§ PROVIDED DATA
======
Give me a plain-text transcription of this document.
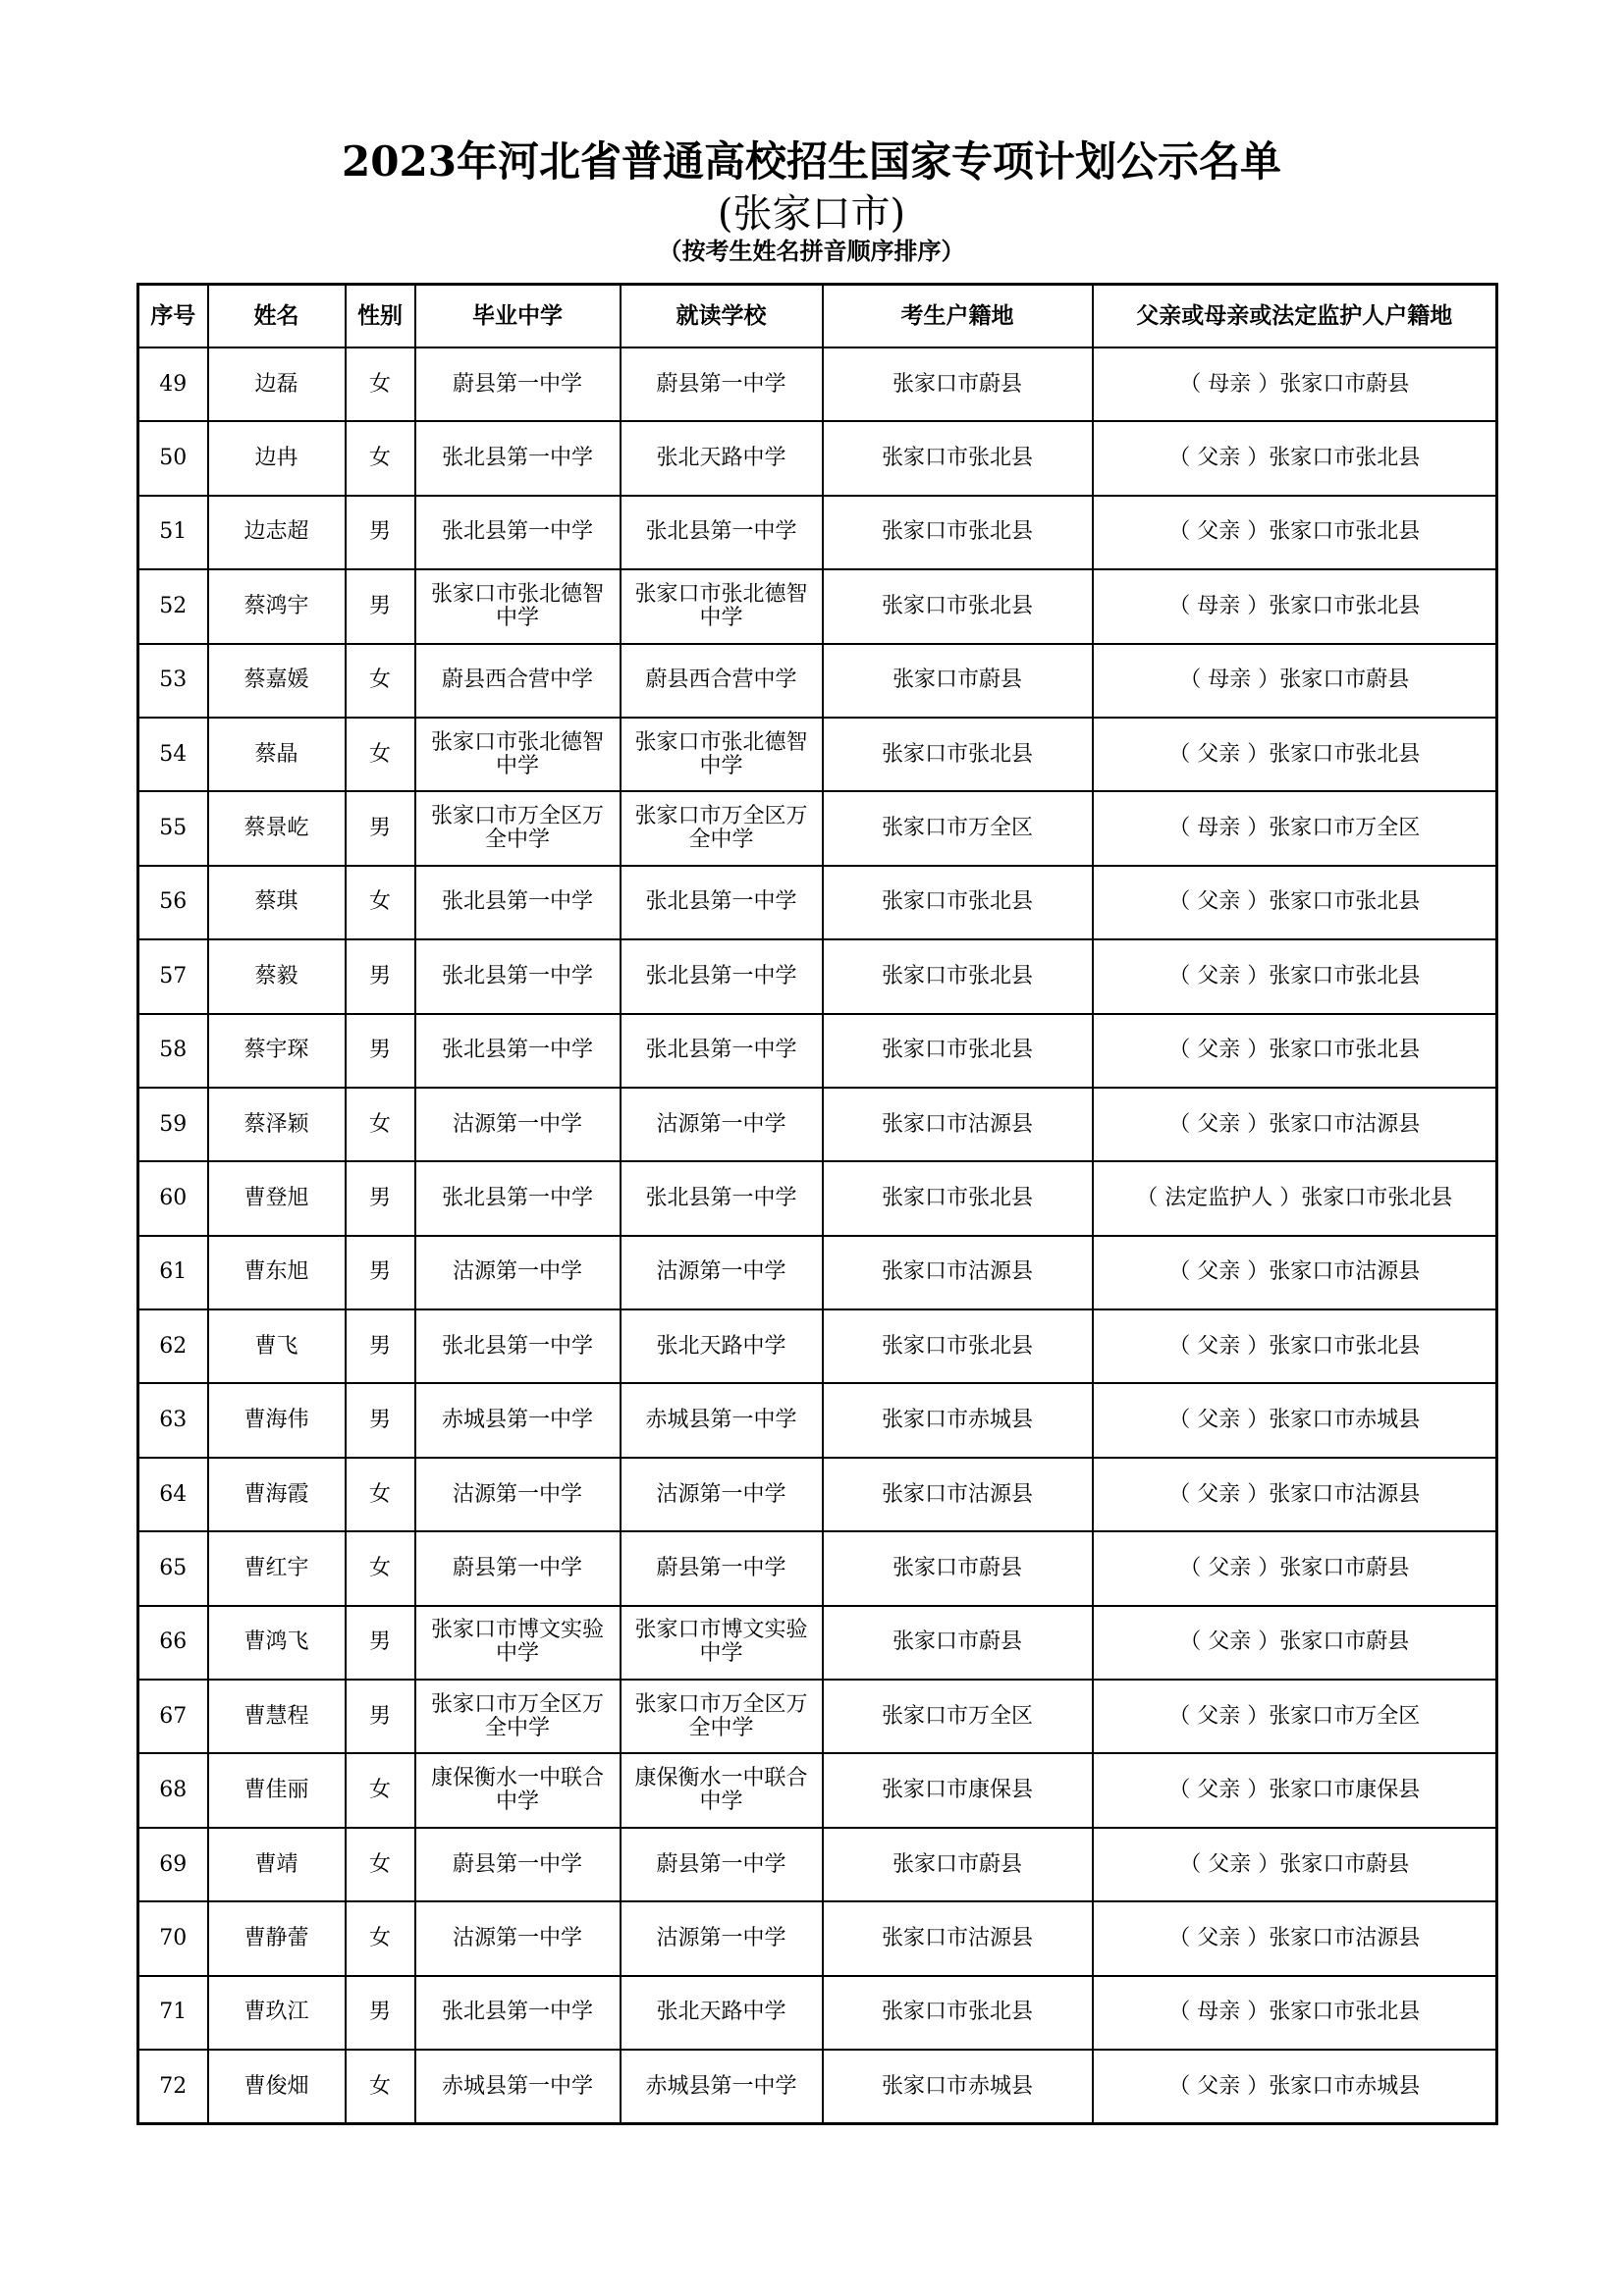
2023年河北省普通高校招生国家专项计划公示名单
(张家口市)
（按考生姓名拼音顺序排序）
序号	姓名	性别	毕业中学	就读学校	考生户籍地	父亲或母亲或法定监护人户籍地
49	边磊	女	蔚县第一中学	蔚县第一中学	张家口市蔚县	（ 母亲 ）张家口市蔚县
50	边冉	女	张北县第一中学	张北天路中学	张家口市张北县	（ 父亲 ）张家口市张北县
51	边志超	男	张北县第一中学	张北县第一中学	张家口市张北县	（ 父亲 ）张家口市张北县
52	蔡鸿宇	男	张家口市张北德智中学	张家口市张北德智中学	张家口市张北县	（ 母亲 ）张家口市张北县
53	蔡嘉媛	女	蔚县西合营中学	蔚县西合营中学	张家口市蔚县	（ 母亲 ）张家口市蔚县
54	蔡晶	女	张家口市张北德智中学	张家口市张北德智中学	张家口市张北县	（ 父亲 ）张家口市张北县
55	蔡景屹	男	张家口市万全区万全中学	张家口市万全区万全中学	张家口市万全区	（ 母亲 ）张家口市万全区
56	蔡琪	女	张北县第一中学	张北县第一中学	张家口市张北县	（ 父亲 ）张家口市张北县
57	蔡毅	男	张北县第一中学	张北县第一中学	张家口市张北县	（ 父亲 ）张家口市张北县
58	蔡宇琛	男	张北县第一中学	张北县第一中学	张家口市张北县	（ 父亲 ）张家口市张北县
59	蔡泽颖	女	沽源第一中学	沽源第一中学	张家口市沽源县	（ 父亲 ）张家口市沽源县
60	曹登旭	男	张北县第一中学	张北县第一中学	张家口市张北县	（ 法定监护人 ）张家口市张北县
61	曹东旭	男	沽源第一中学	沽源第一中学	张家口市沽源县	（ 父亲 ）张家口市沽源县
62	曹飞	男	张北县第一中学	张北天路中学	张家口市张北县	（ 父亲 ）张家口市张北县
63	曹海伟	男	赤城县第一中学	赤城县第一中学	张家口市赤城县	（ 父亲 ）张家口市赤城县
64	曹海霞	女	沽源第一中学	沽源第一中学	张家口市沽源县	（ 父亲 ）张家口市沽源县
65	曹红宇	女	蔚县第一中学	蔚县第一中学	张家口市蔚县	（ 父亲 ）张家口市蔚县
66	曹鸿飞	男	张家口市博文实验中学	张家口市博文实验中学	张家口市蔚县	（ 父亲 ）张家口市蔚县
67	曹慧程	男	张家口市万全区万全中学	张家口市万全区万全中学	张家口市万全区	（ 父亲 ）张家口市万全区
68	曹佳丽	女	康保衡水一中联合中学	康保衡水一中联合中学	张家口市康保县	（ 父亲 ）张家口市康保县
69	曹靖	女	蔚县第一中学	蔚县第一中学	张家口市蔚县	（ 父亲 ）张家口市蔚县
70	曹静蕾	女	沽源第一中学	沽源第一中学	张家口市沽源县	（ 父亲 ）张家口市沽源县
71	曹玖江	男	张北县第一中学	张北天路中学	张家口市张北县	（ 母亲 ）张家口市张北县
72	曹俊畑	女	赤城县第一中学	赤城县第一中学	张家口市赤城县	（ 父亲 ）张家口市赤城县
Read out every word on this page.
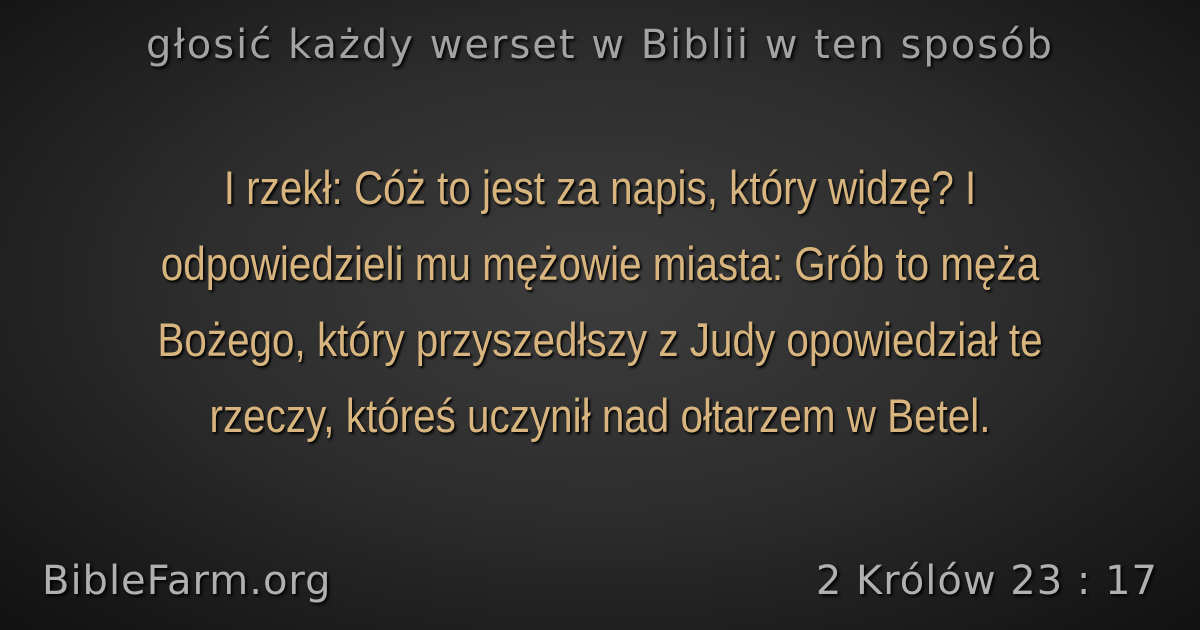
głosić każdy werset w Biblii w ten sposób
I rzekł: Cóż to jest za napis, który widzę? I odpowiedzieli mu mężowie miasta: Grób to męża Bożego, który przyszedłszy z Judy opowiedział te rzeczy, któreś uczynił nad ołtarzem w Betel.
BibleFarm.org	2 Królów 23 : 17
======
Beginning at the line that contains "Read out every word on this page.", copy each remaining line of the records exactly, through the final one. Omit the pictures.

§ EXPECTED ANSWER
Read out every word on this page.
głosić każdy werset w Biblii w ten sposób
I rzekł: Cóż to jest za napis, który widzę? I odpowiedzieli mu mężowie miasta: Grób to męża Bożego, który przyszedłszy z Judy opowiedział te rzeczy, któreś uczynił nad ołtarzem w Betel.
BibleFarm.org	2 Królów 23 : 17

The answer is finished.